▶ **Information provided**:
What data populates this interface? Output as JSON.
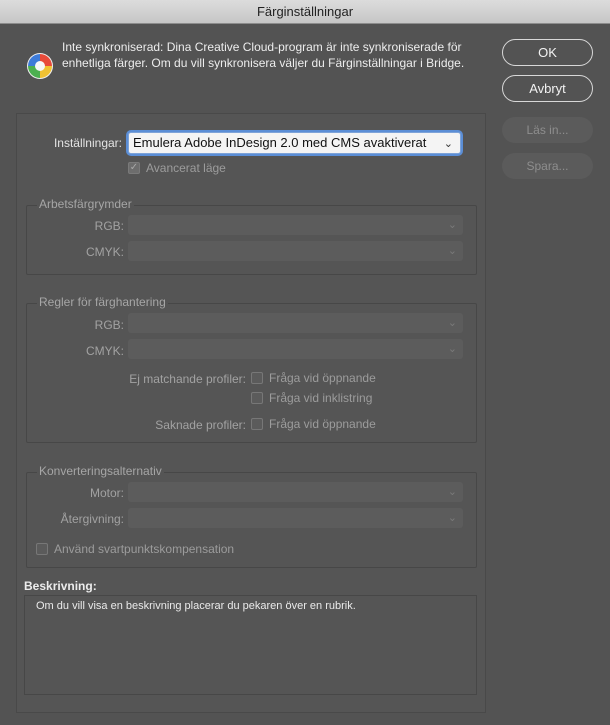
{
  "window": {
    "title": "Färginställningar"
  },
  "info": {
    "icon": "color-wheel-icon",
    "text": "Inte synkroniserad: Dina Creative Cloud-program är inte synkroniserade för enhetliga färger. Om du vill synkronisera väljer du Färginställningar i Bridge."
  },
  "buttons": {
    "ok": "OK",
    "cancel": "Avbryt",
    "load": "Läs in...",
    "save": "Spara..."
  },
  "settings": {
    "label": "Inställningar:",
    "value": "Emulera Adobe InDesign 2.0 med CMS avaktiverat",
    "advanced_label": "Avancerat läge",
    "advanced_checked": true
  },
  "working_spaces": {
    "legend": "Arbetsfärgrymder",
    "rgb_label": "RGB:",
    "cmyk_label": "CMYK:"
  },
  "policies": {
    "legend": "Regler för färghantering",
    "rgb_label": "RGB:",
    "cmyk_label": "CMYK:",
    "mismatch_label": "Ej matchande profiler:",
    "ask_open": "Fråga vid öppnande",
    "ask_paste": "Fråga vid inklistring",
    "missing_label": "Saknade profiler:",
    "ask_open_missing": "Fråga vid öppnande"
  },
  "conversion": {
    "legend": "Konverteringsalternativ",
    "engine_label": "Motor:",
    "intent_label": "Återgivning:",
    "bpc_label": "Använd svartpunktskompensation"
  },
  "description": {
    "title": "Beskrivning:",
    "text": "Om du vill visa en beskrivning placerar du pekaren över en rubrik."
  },
  "colors": {
    "background": "#535353",
    "titlebar": "#d0d0d0",
    "focus_ring": "#5b8ed6"
  }
}
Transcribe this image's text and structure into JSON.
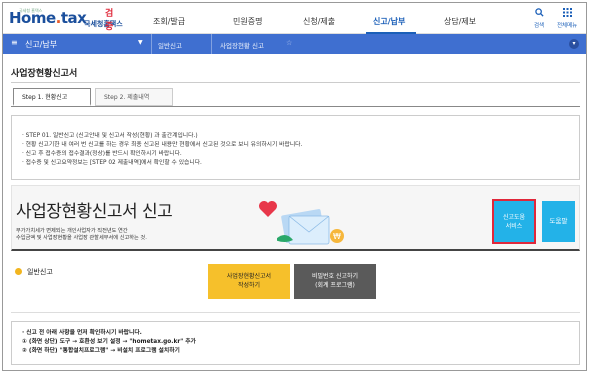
{
  "header": {
    "logo_tagline": "국세청 홈택스",
    "logo_brand": "Hometax",
    "logo_subtitle": "국세청홈택스",
    "logo_badge": "검증",
    "menu": [
      {
        "label": "조회/발급",
        "active": false
      },
      {
        "label": "민원증명",
        "active": false
      },
      {
        "label": "신청/제출",
        "active": false
      },
      {
        "label": "신고/납부",
        "active": true
      },
      {
        "label": "상담/제보",
        "active": false
      }
    ],
    "search_label": "검색",
    "all_menu_label": "전체메뉴",
    "accent_color": "#1b5fb8"
  },
  "navbar": {
    "section": "신고/납부",
    "crumb1": "일반신고",
    "crumb2": "사업장현황 신고",
    "color": "#3f6fd0"
  },
  "page": {
    "title": "사업장현황신고서",
    "tabs": [
      {
        "label": "Step 1. 현황신고",
        "active": true
      },
      {
        "label": "Step 2. 제출내역",
        "active": false
      }
    ]
  },
  "notice": {
    "lines": [
      "· STEP 01. 일반신고 (신고안내 및 신고서 작성(현황) 과 출간계입니다.)",
      "· 현황 신고기한 내 여러 번 신고를 하는 경우 최종 신고된 내용만 현황에서 신고된 것으로 보니 유의하시기 바랍니다.",
      "· 신고 후 접수증의 접수결과(정상)를 반드시 확인하시기 바랍니다.",
      "· 접수증 및 신고요약정보는 [STEP 02 제출내역]에서 확인할 수 있습니다."
    ]
  },
  "hero": {
    "title": "사업장현황신고서 신고",
    "desc_line1": "부가가치세가 면제되는 개인사업자가 직전년도 연간",
    "desc_line2": "수입금액 및 사업장현황을 사업장 관할세무서에 신고하는 것.",
    "guide_button": "신고도움\n서비스",
    "help_button": "도움말"
  },
  "general": {
    "label": "일반신고",
    "write_button": "사업장현황신고서\n작성하기",
    "install_button": "비밀번호 신고하기\n(회계 프로그램)"
  },
  "note": {
    "lines": [
      "· 신고 전 아래 사항을 먼저 확인하시기 바랍니다.",
      "① (화면 상단) 도구 → 호환성 보기 설정 → \"hometax.go.kr\" 추가",
      "② (화면 하단) \"통합설치프로그램\" → 비설치 프로그램 설치하기"
    ]
  }
}
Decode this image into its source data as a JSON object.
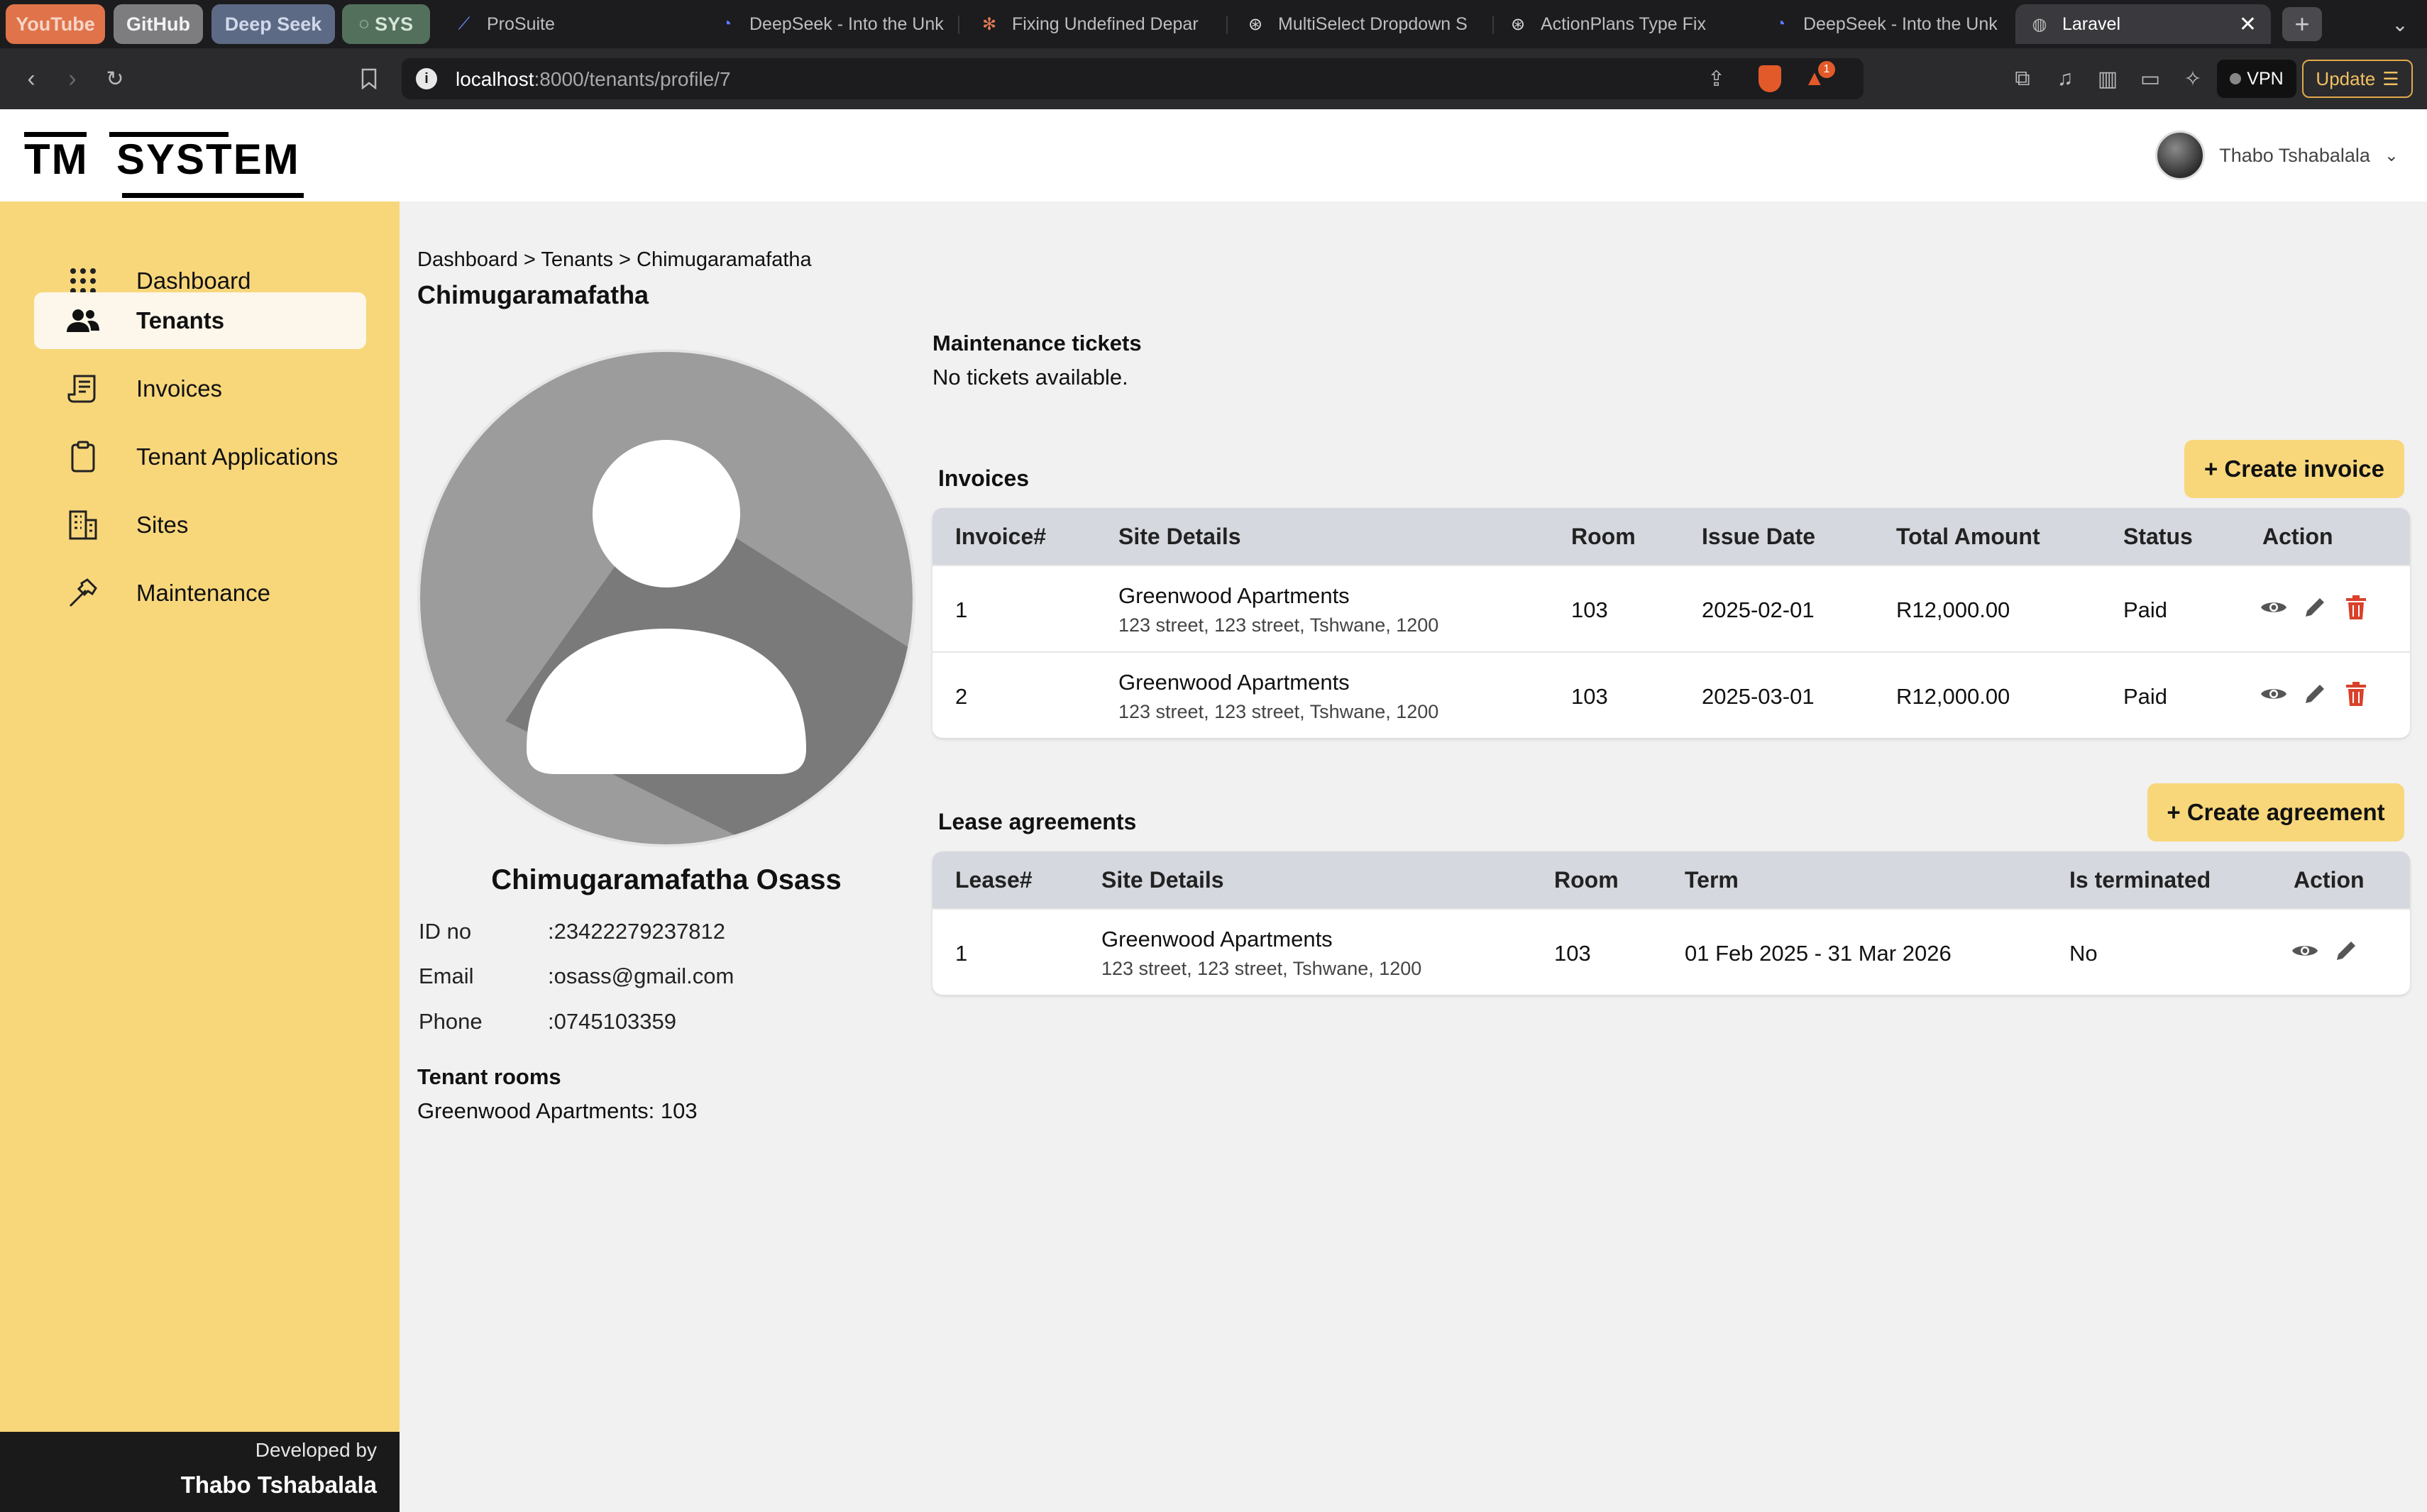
{
  "browser": {
    "pinned_tabs": [
      "YouTube",
      "GitHub",
      "Deep Seek",
      "SYS"
    ],
    "tabs": [
      {
        "label": "ProSuite"
      },
      {
        "label": "DeepSeek - Into the Unk"
      },
      {
        "label": "Fixing Undefined Depar"
      },
      {
        "label": "MultiSelect Dropdown S"
      },
      {
        "label": "ActionPlans Type Fix"
      },
      {
        "label": "DeepSeek - Into the Unk"
      },
      {
        "label": "Laravel"
      }
    ],
    "url_host": "localhost",
    "url_path": ":8000/tenants/profile/7",
    "notification_count": "1",
    "vpn_label": "VPN",
    "update_label": "Update"
  },
  "app": {
    "logo_left": "TM",
    "logo_right": "SYSTEM",
    "user_name": "Thabo Tshabalala"
  },
  "sidebar": {
    "items": [
      {
        "label": "Dashboard"
      },
      {
        "label": "Tenants"
      },
      {
        "label": "Invoices"
      },
      {
        "label": "Tenant Applications"
      },
      {
        "label": "Sites"
      },
      {
        "label": "Maintenance"
      }
    ],
    "footer_line1": "Developed by",
    "footer_line2": "Thabo Tshabalala"
  },
  "breadcrumb": [
    "Dashboard",
    "Tenants",
    "Chimugaramafatha"
  ],
  "breadcrumb_sep": " > ",
  "page_title": "Chimugaramafatha",
  "tenant": {
    "full_name": "Chimugaramafatha Osass",
    "fields": [
      {
        "key": "ID no",
        "value": ":23422279237812"
      },
      {
        "key": "Email",
        "value": ":osass@gmail.com"
      },
      {
        "key": "Phone",
        "value": ":0745103359"
      }
    ],
    "rooms_title": "Tenant rooms",
    "rooms_text": "Greenwood Apartments: 103"
  },
  "maintenance": {
    "title": "Maintenance tickets",
    "empty": "No tickets available."
  },
  "invoices": {
    "title": "Invoices",
    "create_label": "+ Create invoice",
    "headers": [
      "Invoice#",
      "Site Details",
      "Room",
      "Issue Date",
      "Total Amount",
      "Status",
      "Action"
    ],
    "rows": [
      {
        "number": "1",
        "site": "Greenwood Apartments",
        "address": "123 street, 123 street, Tshwane, 1200",
        "room": "103",
        "date": "2025-02-01",
        "amount": "R12,000.00",
        "status": "Paid"
      },
      {
        "number": "2",
        "site": "Greenwood Apartments",
        "address": "123 street, 123 street, Tshwane, 1200",
        "room": "103",
        "date": "2025-03-01",
        "amount": "R12,000.00",
        "status": "Paid"
      }
    ]
  },
  "leases": {
    "title": "Lease agreements",
    "create_label": "+ Create agreement",
    "headers": [
      "Lease#",
      "Site Details",
      "Room",
      "Term",
      "Is terminated",
      "Action"
    ],
    "rows": [
      {
        "number": "1",
        "site": "Greenwood Apartments",
        "address": "123 street, 123 street, Tshwane, 1200",
        "room": "103",
        "term": "01 Feb 2025 - 31 Mar 2026",
        "terminated": "No"
      }
    ]
  },
  "colors": {
    "accent": "#f8d77b",
    "danger": "#d9412b",
    "sidebar_footer": "#1a1a1a"
  }
}
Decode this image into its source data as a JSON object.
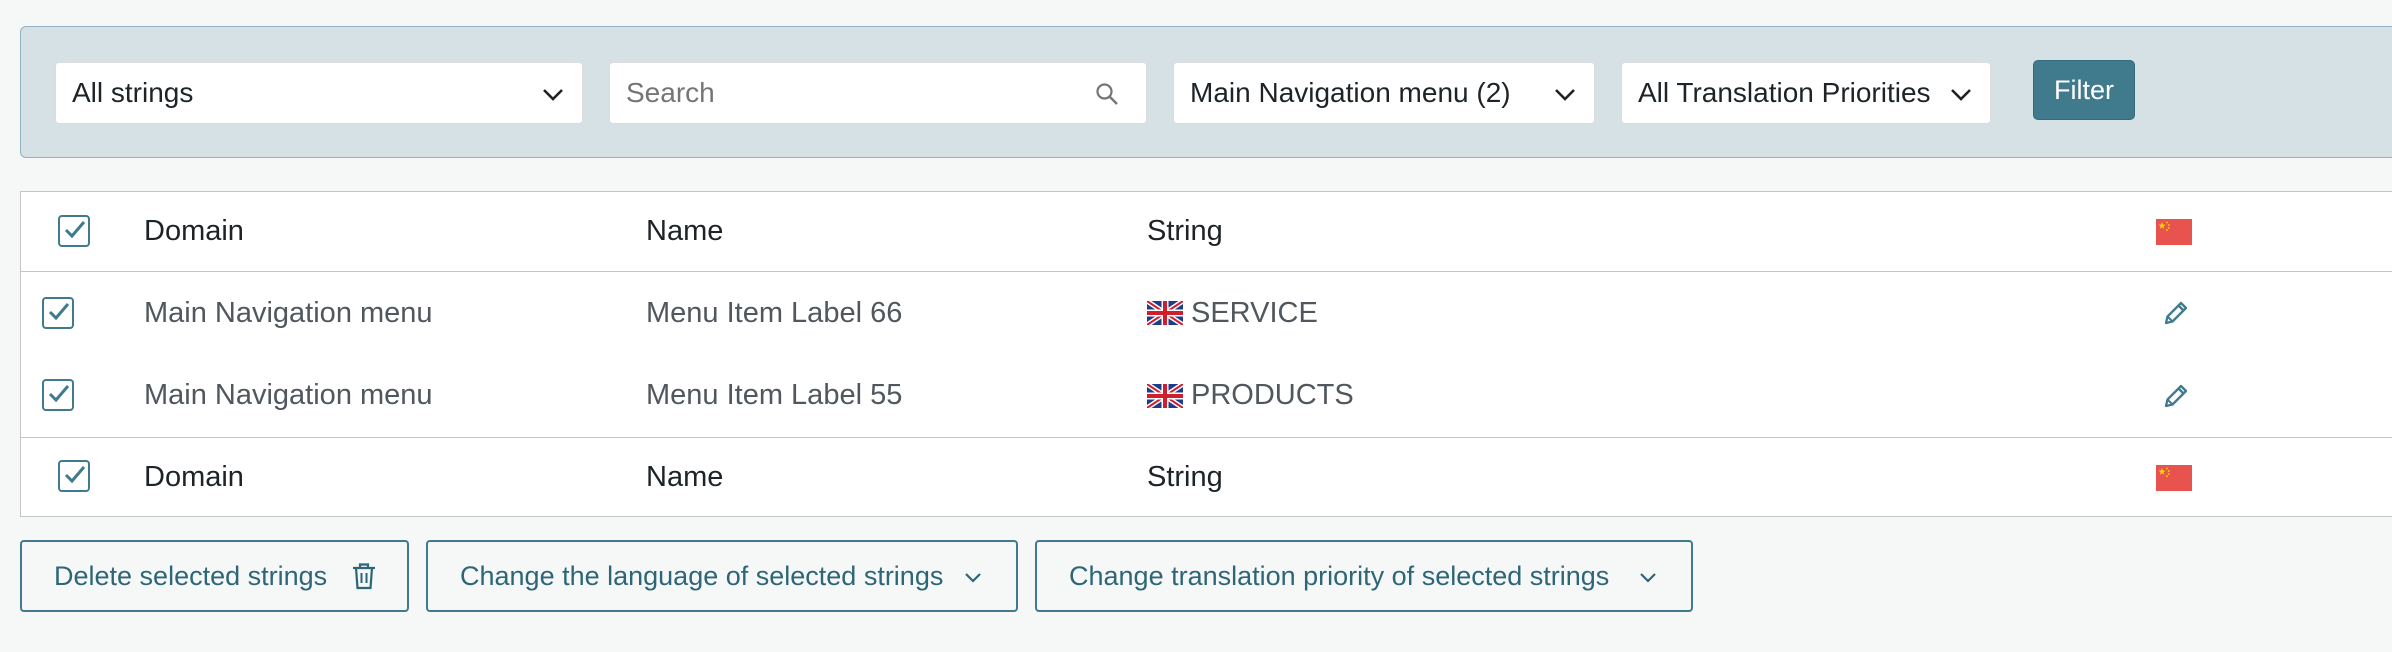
{
  "filters": {
    "strings_select": "All strings",
    "search_placeholder": "Search",
    "domain_select": "Main Navigation menu (2)",
    "priority_select": "All Translation Priorities",
    "filter_button": "Filter"
  },
  "table": {
    "headers": {
      "domain": "Domain",
      "name": "Name",
      "string": "String"
    },
    "rows": [
      {
        "domain": "Main Navigation menu",
        "name": "Menu Item Label 66",
        "string": "SERVICE",
        "checked": true
      },
      {
        "domain": "Main Navigation menu",
        "name": "Menu Item Label 55",
        "string": "PRODUCTS",
        "checked": true
      }
    ],
    "language_flag_icon": "flag-china-icon",
    "string_flag_icon": "flag-uk-icon"
  },
  "actions": {
    "delete": "Delete selected strings",
    "change_language": "Change the language of selected strings",
    "change_priority": "Change translation priority of selected strings"
  },
  "colors": {
    "accent": "#3f7b8d",
    "filter_bar_bg": "#d6e1e6"
  }
}
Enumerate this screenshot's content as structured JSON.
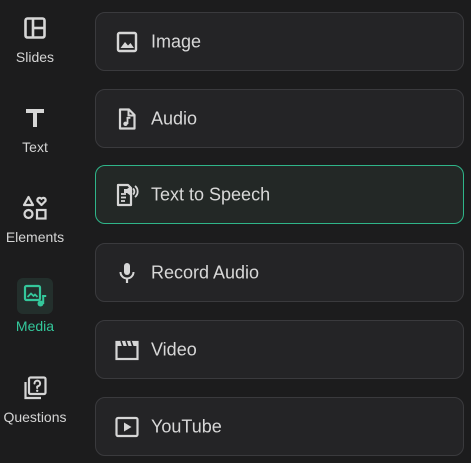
{
  "sidebar": {
    "items": [
      {
        "label": "Slides",
        "icon": "layout-icon"
      },
      {
        "label": "Text",
        "icon": "text-icon"
      },
      {
        "label": "Elements",
        "icon": "shapes-icon"
      },
      {
        "label": "Media",
        "icon": "media-icon",
        "active": true
      },
      {
        "label": "Questions",
        "icon": "question-icon"
      }
    ]
  },
  "media": {
    "options": [
      {
        "label": "Image",
        "icon": "image-icon"
      },
      {
        "label": "Audio",
        "icon": "audio-file-icon"
      },
      {
        "label": "Text to Speech",
        "icon": "text-to-speech-icon",
        "selected": true
      },
      {
        "label": "Record Audio",
        "icon": "microphone-icon"
      },
      {
        "label": "Video",
        "icon": "clapperboard-icon"
      },
      {
        "label": "YouTube",
        "icon": "play-icon"
      }
    ]
  },
  "colors": {
    "accent": "#34c79b",
    "background": "#1c1c1d",
    "card": "#242426",
    "card_border": "#3a3a3d"
  }
}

▶ **What the task asks**:
Examine the entries and report how many of their lines contain the string "JSON", giving no more than the number.

▶ **Worked solution**:
5